Task brief: Exclude the pictures, then copy all remaining records exactly.

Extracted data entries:
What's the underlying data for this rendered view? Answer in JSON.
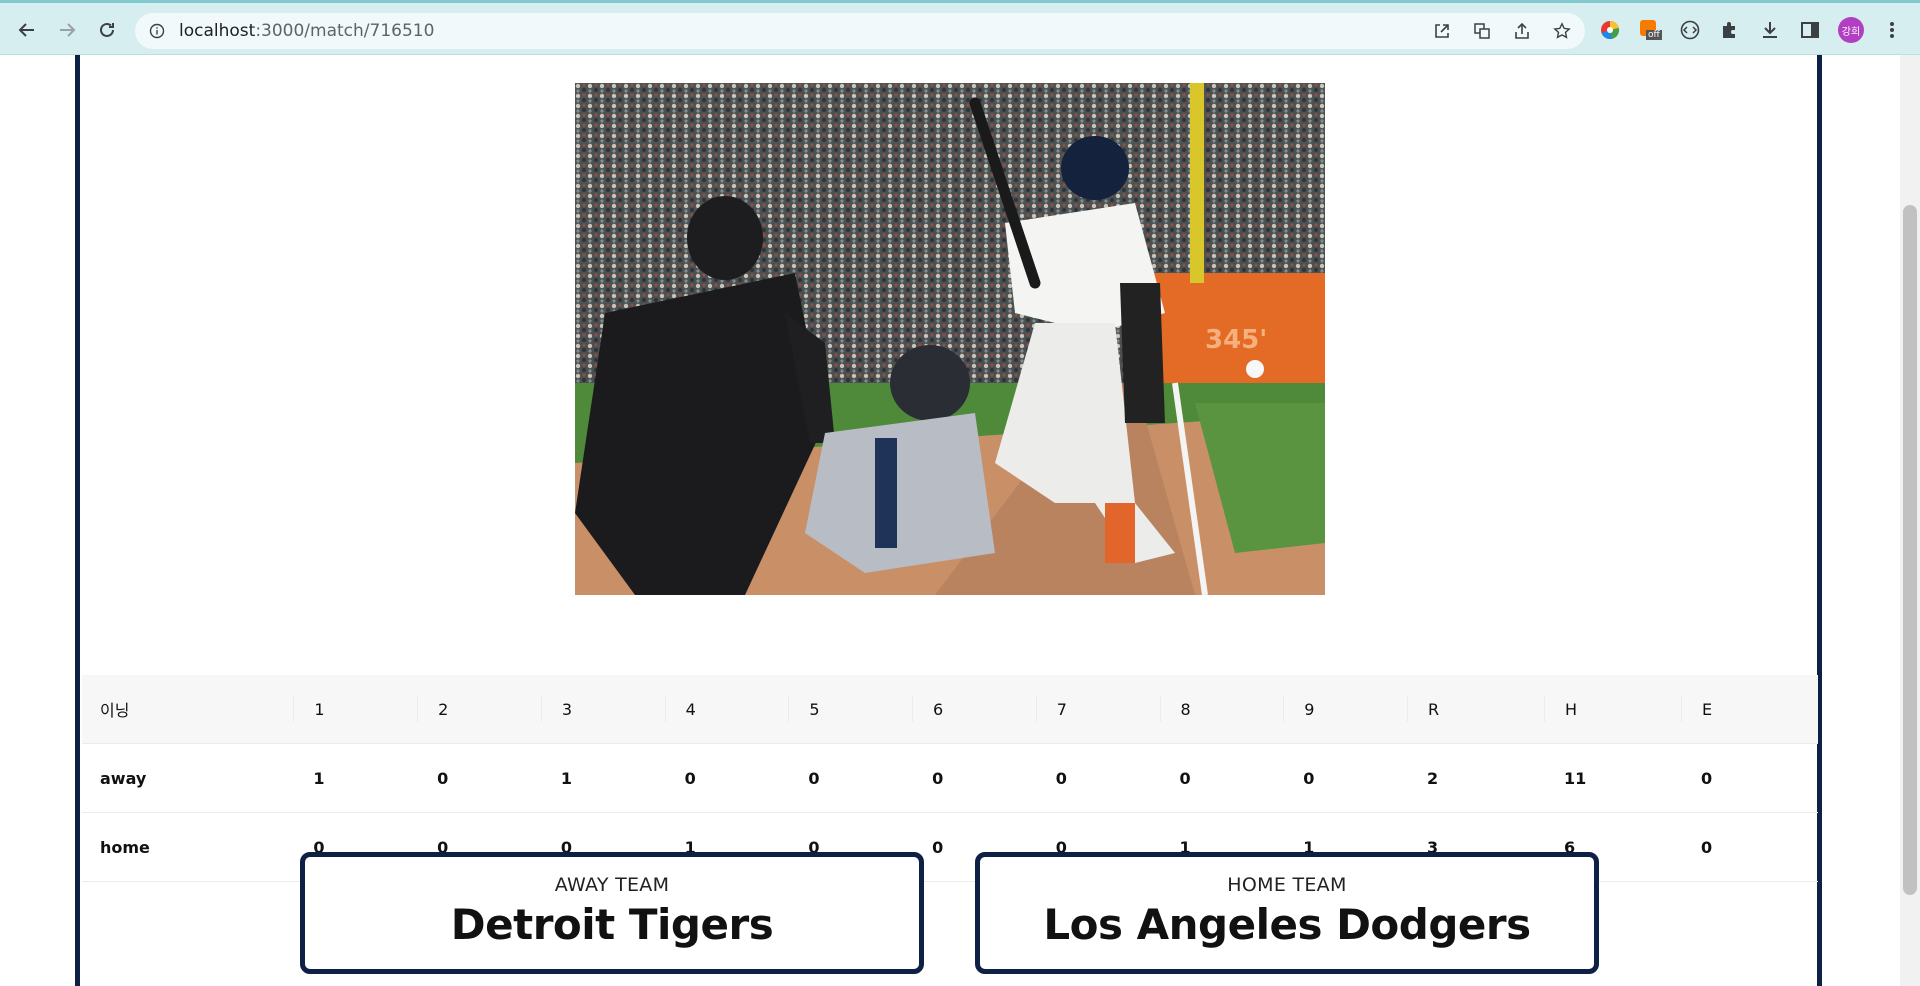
{
  "browser": {
    "url_host": "localhost",
    "url_path": ":3000/match/716510",
    "avatar_text": "강희",
    "ext_badge": "off"
  },
  "scoreboard": {
    "header_label": "이닝",
    "innings": [
      "1",
      "2",
      "3",
      "4",
      "5",
      "6",
      "7",
      "8",
      "9"
    ],
    "totals_headers": [
      "R",
      "H",
      "E"
    ],
    "rows": [
      {
        "team": "away",
        "innings": [
          "1",
          "0",
          "1",
          "0",
          "0",
          "0",
          "0",
          "0",
          "0"
        ],
        "totals": [
          "2",
          "11",
          "0"
        ]
      },
      {
        "team": "home",
        "innings": [
          "0",
          "0",
          "0",
          "1",
          "0",
          "0",
          "0",
          "1",
          "1"
        ],
        "totals": [
          "3",
          "6",
          "0"
        ]
      }
    ]
  },
  "away_team": {
    "role": "AWAY TEAM",
    "name": "Detroit Tigers"
  },
  "home_team": {
    "role": "HOME TEAM",
    "name": "Los Angeles Dodgers"
  },
  "photo": {
    "alt": "baseball batter at home plate with catcher and umpire"
  },
  "colors": {
    "accent": "#0f2045",
    "chrome": "#d6eef0"
  }
}
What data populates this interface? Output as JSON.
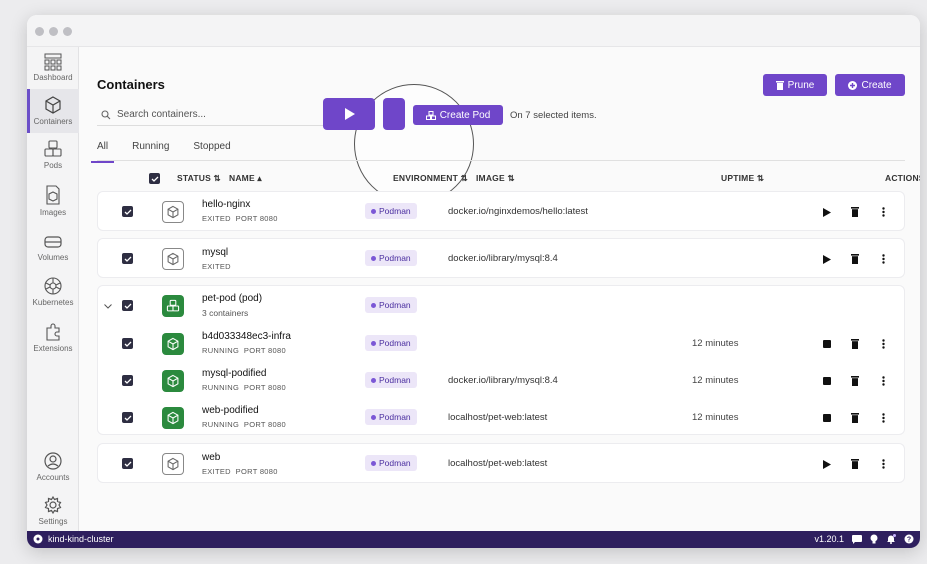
{
  "sidebar": {
    "items": [
      {
        "label": "Dashboard",
        "icon": "dashboard-icon"
      },
      {
        "label": "Containers",
        "icon": "container-icon",
        "active": true
      },
      {
        "label": "Pods",
        "icon": "pods-icon"
      },
      {
        "label": "Images",
        "icon": "images-icon"
      },
      {
        "label": "Volumes",
        "icon": "volumes-icon"
      },
      {
        "label": "Kubernetes",
        "icon": "kubernetes-icon"
      },
      {
        "label": "Extensions",
        "icon": "extensions-icon"
      }
    ],
    "bottom": [
      {
        "label": "Accounts",
        "icon": "account-icon"
      },
      {
        "label": "Settings",
        "icon": "settings-icon"
      }
    ]
  },
  "header": {
    "title": "Containers",
    "prune_label": "Prune",
    "create_label": "Create"
  },
  "search": {
    "placeholder": "Search containers..."
  },
  "bulk": {
    "create_pod_label": "Create Pod",
    "selected_text": "On 7 selected items."
  },
  "tabs": [
    "All",
    "Running",
    "Stopped"
  ],
  "columns": {
    "status": "STATUS",
    "name": "NAME",
    "environment": "ENVIRONMENT",
    "image": "IMAGE",
    "uptime": "UPTIME",
    "actions": "ACTIONS"
  },
  "rows": [
    {
      "name": "hello-nginx",
      "state": "EXITED",
      "port": "PORT 8080",
      "env": "Podman",
      "image": "docker.io/nginxdemos/hello:latest",
      "uptime": ""
    },
    {
      "name": "mysql",
      "state": "EXITED",
      "port": "",
      "env": "Podman",
      "image": "docker.io/library/mysql:8.4",
      "uptime": ""
    },
    {
      "name": "pet-pod (pod)",
      "state": "3 containers",
      "port": "",
      "env": "Podman",
      "image": "",
      "uptime": ""
    },
    {
      "name": "b4d033348ec3-infra",
      "state": "RUNNING",
      "port": "PORT 8080",
      "env": "Podman",
      "image": "",
      "uptime": "12 minutes"
    },
    {
      "name": "mysql-podified",
      "state": "RUNNING",
      "port": "PORT 8080",
      "env": "Podman",
      "image": "docker.io/library/mysql:8.4",
      "uptime": "12 minutes"
    },
    {
      "name": "web-podified",
      "state": "RUNNING",
      "port": "PORT 8080",
      "env": "Podman",
      "image": "localhost/pet-web:latest",
      "uptime": "12 minutes"
    },
    {
      "name": "web",
      "state": "EXITED",
      "port": "PORT 8080",
      "env": "Podman",
      "image": "localhost/pet-web:latest",
      "uptime": ""
    }
  ],
  "statusbar": {
    "context": "kind-kind-cluster",
    "version": "v1.20.1"
  },
  "colors": {
    "accent": "#6f46c9",
    "running": "#2b8a3e",
    "statusbar": "#2e1f5e"
  }
}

Exercise output:
What's the underlying data for this rendered view? Answer in JSON.
{
  "browser": {
    "url_host": "localhost",
    "url_path": ":3000/match/716510",
    "avatar_text": "강희",
    "ext_badge": "off"
  },
  "scoreboard": {
    "header_label": "이닝",
    "innings": [
      "1",
      "2",
      "3",
      "4",
      "5",
      "6",
      "7",
      "8",
      "9"
    ],
    "totals_headers": [
      "R",
      "H",
      "E"
    ],
    "rows": [
      {
        "team": "away",
        "innings": [
          "1",
          "0",
          "1",
          "0",
          "0",
          "0",
          "0",
          "0",
          "0"
        ],
        "totals": [
          "2",
          "11",
          "0"
        ]
      },
      {
        "team": "home",
        "innings": [
          "0",
          "0",
          "0",
          "1",
          "0",
          "0",
          "0",
          "1",
          "1"
        ],
        "totals": [
          "3",
          "6",
          "0"
        ]
      }
    ]
  },
  "away_team": {
    "role": "AWAY TEAM",
    "name": "Detroit Tigers"
  },
  "home_team": {
    "role": "HOME TEAM",
    "name": "Los Angeles Dodgers"
  },
  "photo": {
    "alt": "baseball batter at home plate with catcher and umpire"
  },
  "colors": {
    "accent": "#0f2045",
    "chrome": "#d6eef0"
  }
}
What data populates this interface? Output as JSON.
{
  "sidebar": {
    "items": [
      {
        "label": "Dashboard",
        "icon": "dashboard-icon"
      },
      {
        "label": "Containers",
        "icon": "container-icon",
        "active": true
      },
      {
        "label": "Pods",
        "icon": "pods-icon"
      },
      {
        "label": "Images",
        "icon": "images-icon"
      },
      {
        "label": "Volumes",
        "icon": "volumes-icon"
      },
      {
        "label": "Kubernetes",
        "icon": "kubernetes-icon"
      },
      {
        "label": "Extensions",
        "icon": "extensions-icon"
      }
    ],
    "bottom": [
      {
        "label": "Accounts",
        "icon": "account-icon"
      },
      {
        "label": "Settings",
        "icon": "settings-icon"
      }
    ]
  },
  "header": {
    "title": "Containers",
    "prune_label": "Prune",
    "create_label": "Create"
  },
  "search": {
    "placeholder": "Search containers..."
  },
  "bulk": {
    "create_pod_label": "Create Pod",
    "selected_text": "On 7 selected items."
  },
  "tabs": [
    "All",
    "Running",
    "Stopped"
  ],
  "columns": {
    "status": "STATUS",
    "name": "NAME",
    "environment": "ENVIRONMENT",
    "image": "IMAGE",
    "uptime": "UPTIME",
    "actions": "ACTIONS"
  },
  "rows": [
    {
      "name": "hello-nginx",
      "state": "EXITED",
      "port": "PORT 8080",
      "env": "Podman",
      "image": "docker.io/nginxdemos/hello:latest",
      "uptime": ""
    },
    {
      "name": "mysql",
      "state": "EXITED",
      "port": "",
      "env": "Podman",
      "image": "docker.io/library/mysql:8.4",
      "uptime": ""
    },
    {
      "name": "pet-pod (pod)",
      "state": "3 containers",
      "port": "",
      "env": "Podman",
      "image": "",
      "uptime": ""
    },
    {
      "name": "b4d033348ec3-infra",
      "state": "RUNNING",
      "port": "PORT 8080",
      "env": "Podman",
      "image": "",
      "uptime": "12 minutes"
    },
    {
      "name": "mysql-podified",
      "state": "RUNNING",
      "port": "PORT 8080",
      "env": "Podman",
      "image": "docker.io/library/mysql:8.4",
      "uptime": "12 minutes"
    },
    {
      "name": "web-podified",
      "state": "RUNNING",
      "port": "PORT 8080",
      "env": "Podman",
      "image": "localhost/pet-web:latest",
      "uptime": "12 minutes"
    },
    {
      "name": "web",
      "state": "EXITED",
      "port": "PORT 8080",
      "env": "Podman",
      "image": "localhost/pet-web:latest",
      "uptime": ""
    }
  ],
  "statusbar": {
    "context": "kind-kind-cluster",
    "version": "v1.20.1"
  },
  "colors": {
    "accent": "#6f46c9",
    "running": "#2b8a3e",
    "statusbar": "#2e1f5e"
  }
}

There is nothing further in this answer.